= Exercise task =
Gather from the material every line that contains the string "trânsito".

— BEGIN Data for processing —

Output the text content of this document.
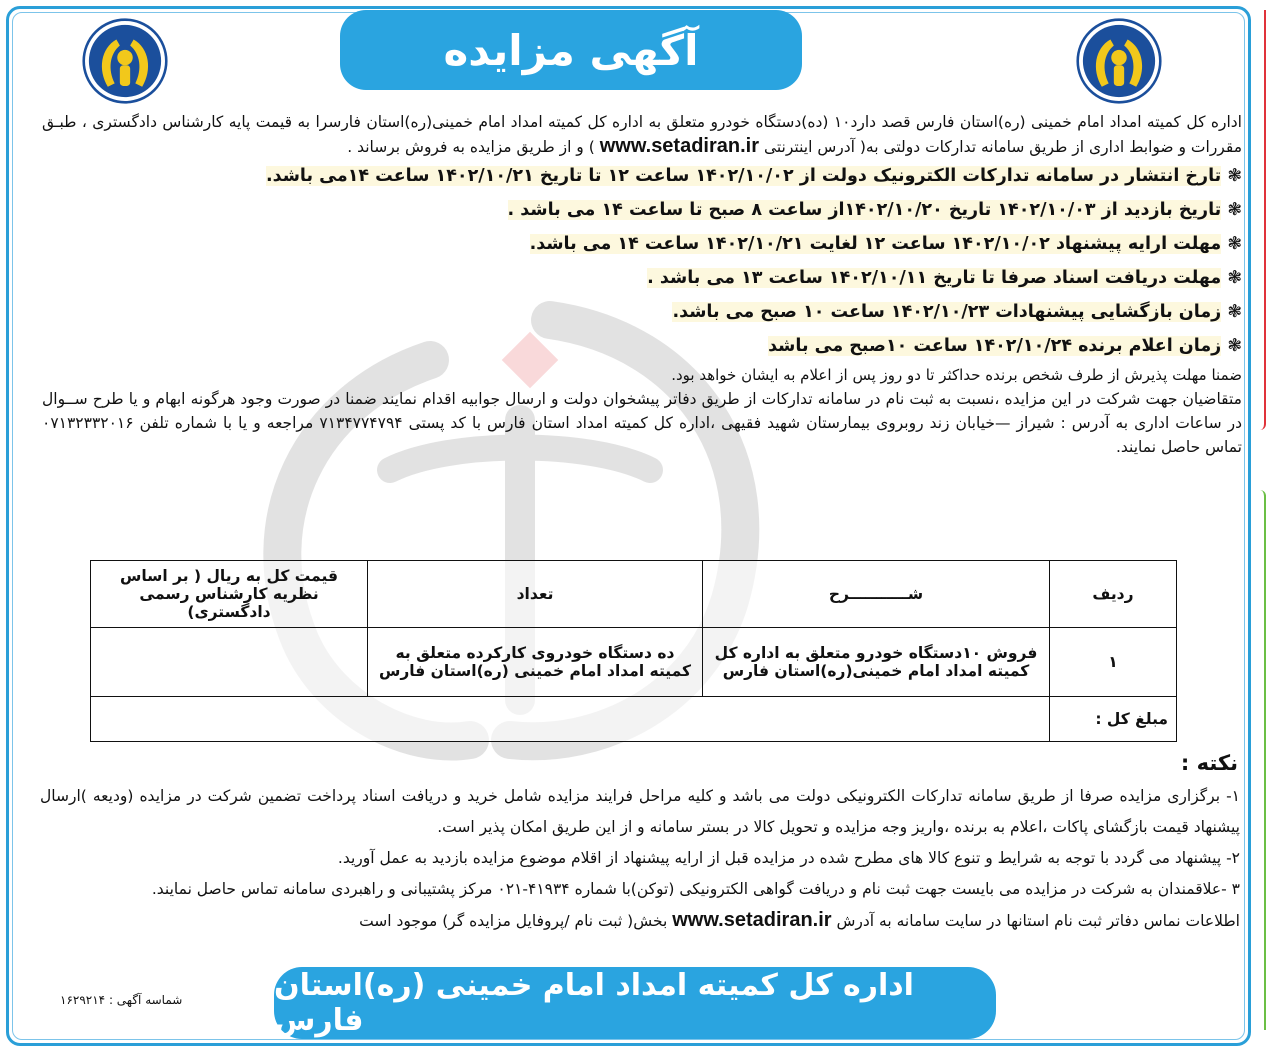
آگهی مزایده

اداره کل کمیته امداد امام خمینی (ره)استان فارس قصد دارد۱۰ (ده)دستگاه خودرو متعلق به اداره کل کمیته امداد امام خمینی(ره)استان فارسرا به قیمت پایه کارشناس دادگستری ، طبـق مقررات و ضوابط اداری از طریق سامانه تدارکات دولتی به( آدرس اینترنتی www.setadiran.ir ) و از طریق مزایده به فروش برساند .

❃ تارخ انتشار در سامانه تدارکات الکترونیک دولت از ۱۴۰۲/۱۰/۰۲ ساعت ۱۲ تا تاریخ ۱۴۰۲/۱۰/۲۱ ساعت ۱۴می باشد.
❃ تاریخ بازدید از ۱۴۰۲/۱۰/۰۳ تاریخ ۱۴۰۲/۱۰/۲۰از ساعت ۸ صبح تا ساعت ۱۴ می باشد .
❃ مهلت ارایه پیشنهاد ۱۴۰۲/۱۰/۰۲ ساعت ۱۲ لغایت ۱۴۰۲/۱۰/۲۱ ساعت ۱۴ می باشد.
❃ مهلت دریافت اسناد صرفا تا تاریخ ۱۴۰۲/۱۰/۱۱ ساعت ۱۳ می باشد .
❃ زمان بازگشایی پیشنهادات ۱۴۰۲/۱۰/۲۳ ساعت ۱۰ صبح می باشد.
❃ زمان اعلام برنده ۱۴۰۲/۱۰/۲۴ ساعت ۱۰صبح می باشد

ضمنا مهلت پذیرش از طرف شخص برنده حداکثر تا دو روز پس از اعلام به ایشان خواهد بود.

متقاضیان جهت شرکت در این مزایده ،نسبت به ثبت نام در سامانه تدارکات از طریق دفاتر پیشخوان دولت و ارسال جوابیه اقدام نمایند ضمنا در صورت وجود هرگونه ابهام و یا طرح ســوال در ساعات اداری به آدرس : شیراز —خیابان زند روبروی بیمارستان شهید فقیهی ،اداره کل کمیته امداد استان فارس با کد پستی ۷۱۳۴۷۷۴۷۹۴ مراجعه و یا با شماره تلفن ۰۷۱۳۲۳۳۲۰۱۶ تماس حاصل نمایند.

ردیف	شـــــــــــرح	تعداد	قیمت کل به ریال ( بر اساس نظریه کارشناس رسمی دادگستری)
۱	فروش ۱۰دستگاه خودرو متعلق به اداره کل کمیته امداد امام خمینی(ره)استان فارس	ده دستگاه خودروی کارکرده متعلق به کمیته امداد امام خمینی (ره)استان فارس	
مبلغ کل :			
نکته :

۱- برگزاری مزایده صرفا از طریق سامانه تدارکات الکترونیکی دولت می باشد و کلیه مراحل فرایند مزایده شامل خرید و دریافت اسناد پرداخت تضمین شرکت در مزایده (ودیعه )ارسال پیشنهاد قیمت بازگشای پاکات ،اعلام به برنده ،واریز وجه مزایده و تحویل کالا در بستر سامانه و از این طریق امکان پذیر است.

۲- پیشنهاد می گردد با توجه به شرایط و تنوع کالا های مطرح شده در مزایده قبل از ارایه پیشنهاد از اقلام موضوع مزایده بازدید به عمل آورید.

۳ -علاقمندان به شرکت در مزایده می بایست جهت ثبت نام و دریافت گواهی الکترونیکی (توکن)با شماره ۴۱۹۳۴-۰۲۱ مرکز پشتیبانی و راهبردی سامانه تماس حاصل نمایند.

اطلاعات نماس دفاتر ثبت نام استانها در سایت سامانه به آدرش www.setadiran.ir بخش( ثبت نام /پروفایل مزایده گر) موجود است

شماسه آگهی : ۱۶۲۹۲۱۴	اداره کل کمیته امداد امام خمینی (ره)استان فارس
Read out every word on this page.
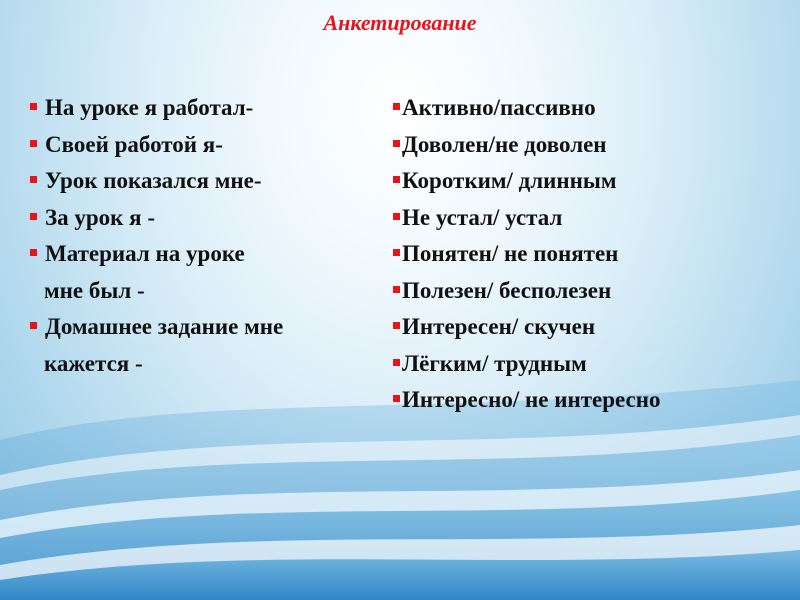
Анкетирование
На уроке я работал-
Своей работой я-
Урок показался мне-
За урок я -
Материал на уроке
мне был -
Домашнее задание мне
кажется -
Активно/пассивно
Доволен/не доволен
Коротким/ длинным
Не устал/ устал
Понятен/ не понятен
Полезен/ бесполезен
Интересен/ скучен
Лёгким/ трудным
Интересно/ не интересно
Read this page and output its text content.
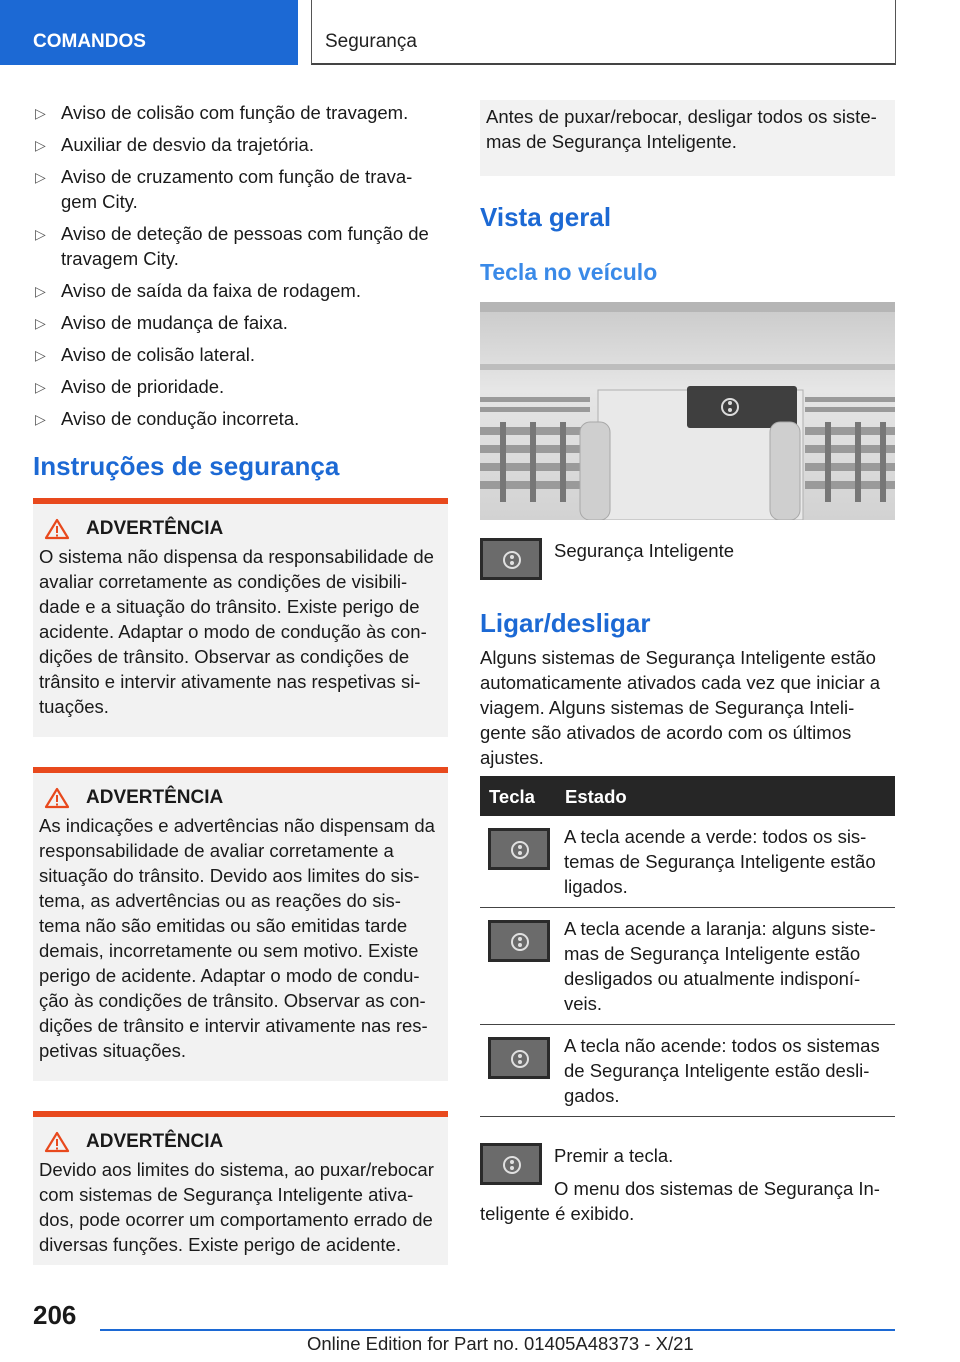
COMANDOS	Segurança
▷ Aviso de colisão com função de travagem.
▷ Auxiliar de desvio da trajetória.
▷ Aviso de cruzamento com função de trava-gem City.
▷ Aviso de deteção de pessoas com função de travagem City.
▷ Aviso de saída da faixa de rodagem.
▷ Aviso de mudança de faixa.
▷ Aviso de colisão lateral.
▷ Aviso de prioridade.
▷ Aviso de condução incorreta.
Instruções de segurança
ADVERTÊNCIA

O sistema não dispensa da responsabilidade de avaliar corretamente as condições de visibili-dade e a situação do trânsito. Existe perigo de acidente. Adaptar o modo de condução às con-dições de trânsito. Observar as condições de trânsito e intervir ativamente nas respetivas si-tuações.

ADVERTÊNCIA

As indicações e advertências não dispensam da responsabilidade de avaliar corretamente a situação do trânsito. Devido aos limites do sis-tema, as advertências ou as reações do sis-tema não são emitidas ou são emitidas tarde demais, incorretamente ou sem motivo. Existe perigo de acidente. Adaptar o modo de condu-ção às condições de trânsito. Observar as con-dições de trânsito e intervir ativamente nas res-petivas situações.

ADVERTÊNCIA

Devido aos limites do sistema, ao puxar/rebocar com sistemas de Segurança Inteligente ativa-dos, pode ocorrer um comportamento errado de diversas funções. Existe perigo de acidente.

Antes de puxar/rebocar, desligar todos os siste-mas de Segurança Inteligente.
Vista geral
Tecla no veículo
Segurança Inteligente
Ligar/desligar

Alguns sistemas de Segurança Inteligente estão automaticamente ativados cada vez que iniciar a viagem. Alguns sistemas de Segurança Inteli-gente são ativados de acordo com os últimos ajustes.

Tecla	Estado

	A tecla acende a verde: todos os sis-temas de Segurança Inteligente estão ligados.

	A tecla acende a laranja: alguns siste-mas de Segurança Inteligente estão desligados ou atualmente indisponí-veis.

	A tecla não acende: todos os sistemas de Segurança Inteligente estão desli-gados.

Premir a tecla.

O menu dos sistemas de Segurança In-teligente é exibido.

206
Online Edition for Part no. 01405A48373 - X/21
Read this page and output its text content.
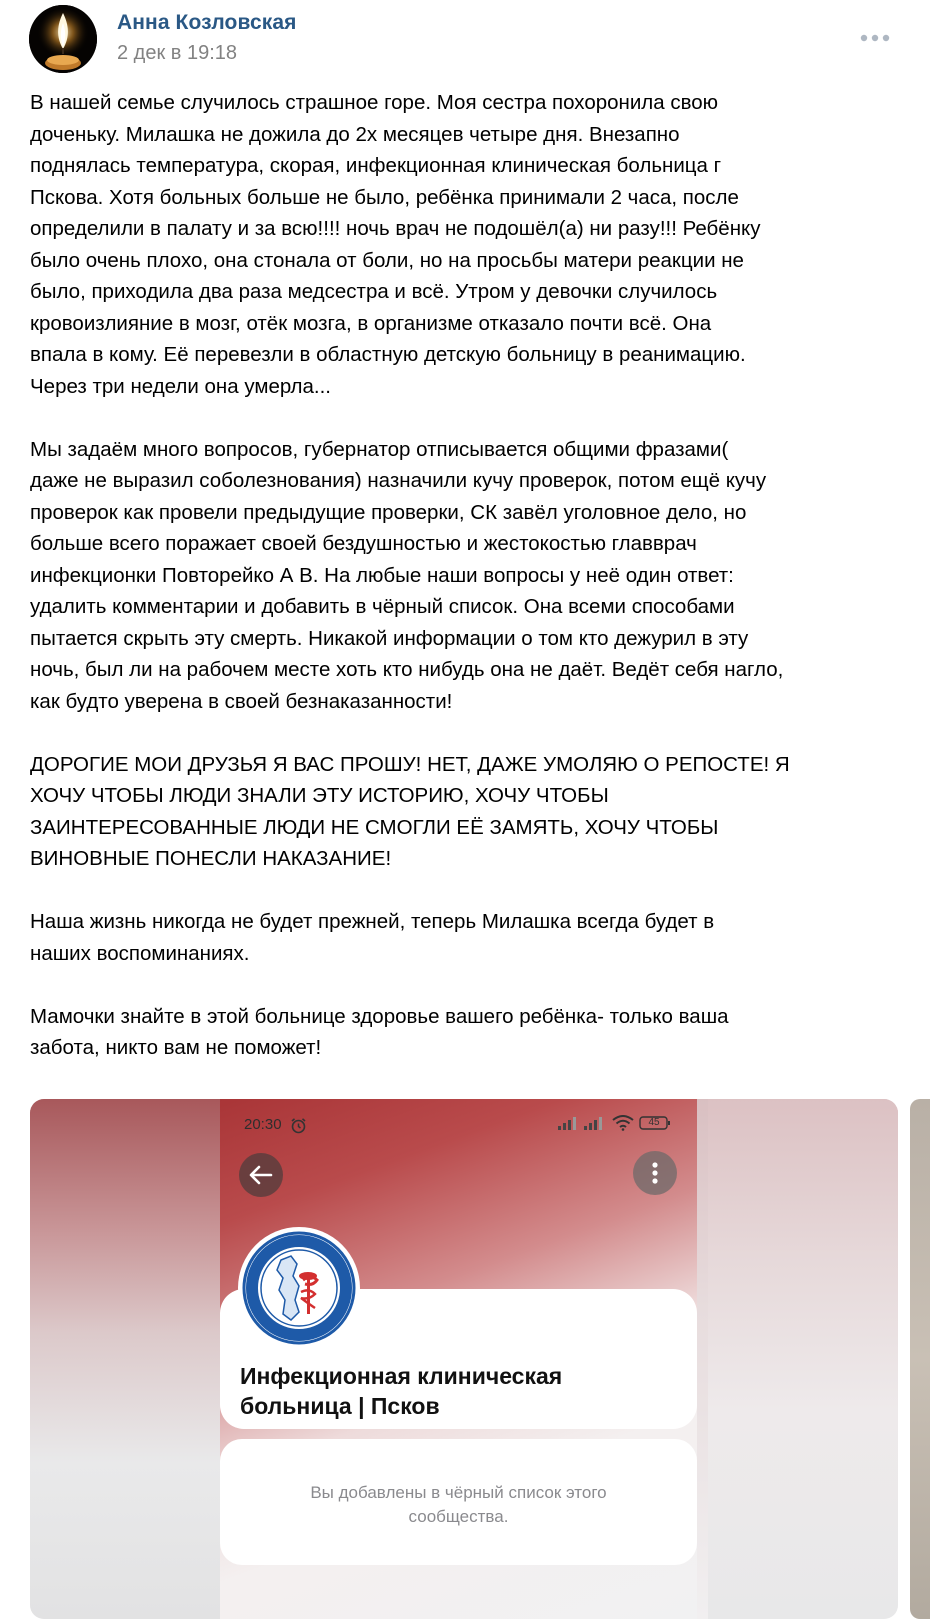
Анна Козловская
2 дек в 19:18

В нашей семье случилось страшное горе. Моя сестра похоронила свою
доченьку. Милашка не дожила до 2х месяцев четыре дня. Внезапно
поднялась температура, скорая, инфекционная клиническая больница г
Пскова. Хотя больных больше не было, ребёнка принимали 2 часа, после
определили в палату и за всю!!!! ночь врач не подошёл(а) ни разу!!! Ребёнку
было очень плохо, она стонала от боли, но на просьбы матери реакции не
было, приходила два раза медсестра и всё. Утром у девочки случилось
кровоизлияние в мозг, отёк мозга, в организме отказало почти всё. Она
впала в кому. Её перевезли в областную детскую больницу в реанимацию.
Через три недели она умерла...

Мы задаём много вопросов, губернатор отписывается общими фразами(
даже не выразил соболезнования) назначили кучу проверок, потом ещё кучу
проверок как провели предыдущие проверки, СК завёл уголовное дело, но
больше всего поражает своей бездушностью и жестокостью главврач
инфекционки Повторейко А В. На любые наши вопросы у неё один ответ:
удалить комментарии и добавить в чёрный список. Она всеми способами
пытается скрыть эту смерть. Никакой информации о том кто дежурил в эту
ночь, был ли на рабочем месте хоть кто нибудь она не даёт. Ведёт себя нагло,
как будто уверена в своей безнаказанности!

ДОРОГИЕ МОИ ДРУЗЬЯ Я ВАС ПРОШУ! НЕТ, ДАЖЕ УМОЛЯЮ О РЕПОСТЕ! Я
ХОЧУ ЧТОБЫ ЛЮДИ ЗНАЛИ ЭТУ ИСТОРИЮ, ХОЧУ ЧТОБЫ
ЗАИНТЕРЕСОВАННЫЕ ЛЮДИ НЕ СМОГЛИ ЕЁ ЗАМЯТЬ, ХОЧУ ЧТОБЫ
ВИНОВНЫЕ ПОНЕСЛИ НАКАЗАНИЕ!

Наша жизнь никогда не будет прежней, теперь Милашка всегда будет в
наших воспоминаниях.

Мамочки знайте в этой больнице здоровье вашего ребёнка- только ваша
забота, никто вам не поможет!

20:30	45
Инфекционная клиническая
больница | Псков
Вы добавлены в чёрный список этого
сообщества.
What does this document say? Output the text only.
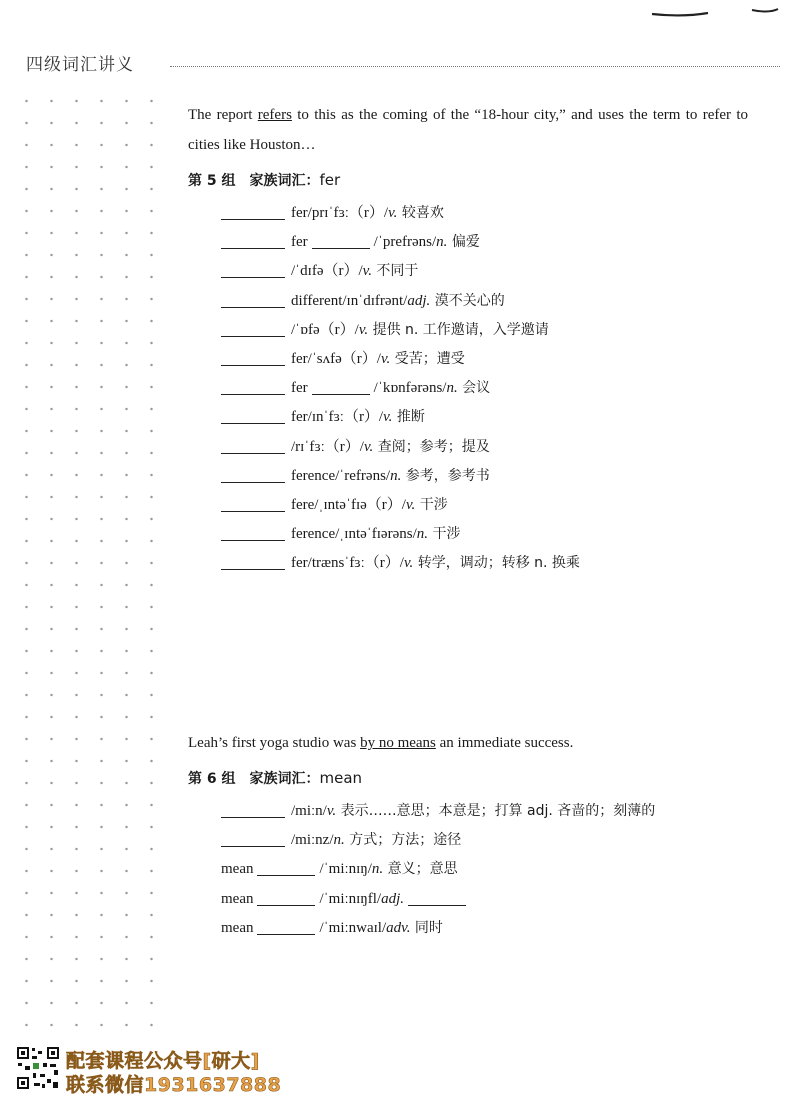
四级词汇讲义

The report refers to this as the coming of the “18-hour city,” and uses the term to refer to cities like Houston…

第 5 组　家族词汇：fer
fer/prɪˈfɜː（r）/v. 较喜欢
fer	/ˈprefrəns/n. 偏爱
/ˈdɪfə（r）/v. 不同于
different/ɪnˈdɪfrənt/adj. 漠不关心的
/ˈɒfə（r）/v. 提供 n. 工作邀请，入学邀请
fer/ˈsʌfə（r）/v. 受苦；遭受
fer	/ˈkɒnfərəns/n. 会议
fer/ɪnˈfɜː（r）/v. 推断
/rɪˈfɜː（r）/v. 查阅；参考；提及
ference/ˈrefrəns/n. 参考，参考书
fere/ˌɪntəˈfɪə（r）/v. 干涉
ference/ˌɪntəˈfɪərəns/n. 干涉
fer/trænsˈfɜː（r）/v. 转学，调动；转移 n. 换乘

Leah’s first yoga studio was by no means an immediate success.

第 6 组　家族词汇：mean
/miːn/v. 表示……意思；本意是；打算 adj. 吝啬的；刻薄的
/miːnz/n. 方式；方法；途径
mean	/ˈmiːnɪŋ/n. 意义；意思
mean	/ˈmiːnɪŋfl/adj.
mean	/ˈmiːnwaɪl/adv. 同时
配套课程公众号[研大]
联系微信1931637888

— END Data for processing —

= Expected answer =
O sistema não dispensa da responsabilidade de avaliar corretamente as condições de visibili-dade e a situação do trânsito. Existe perigo de acidente. Adaptar o modo de condução às con-dições de trânsito. Observar as condições de trânsito e intervir ativamente nas respetivas si-tuações.
As indicações e advertências não dispensam da responsabilidade de avaliar corretamente a situação do trânsito. Devido aos limites do sis-tema, as advertências ou as reações do sis-tema não são emitidas ou são emitidas tarde demais, incorretamente ou sem motivo. Existe perigo de acidente. Adaptar o modo de condu-ção às condições de trânsito. Observar as con-dições de trânsito e intervir ativamente nas res-petivas situações.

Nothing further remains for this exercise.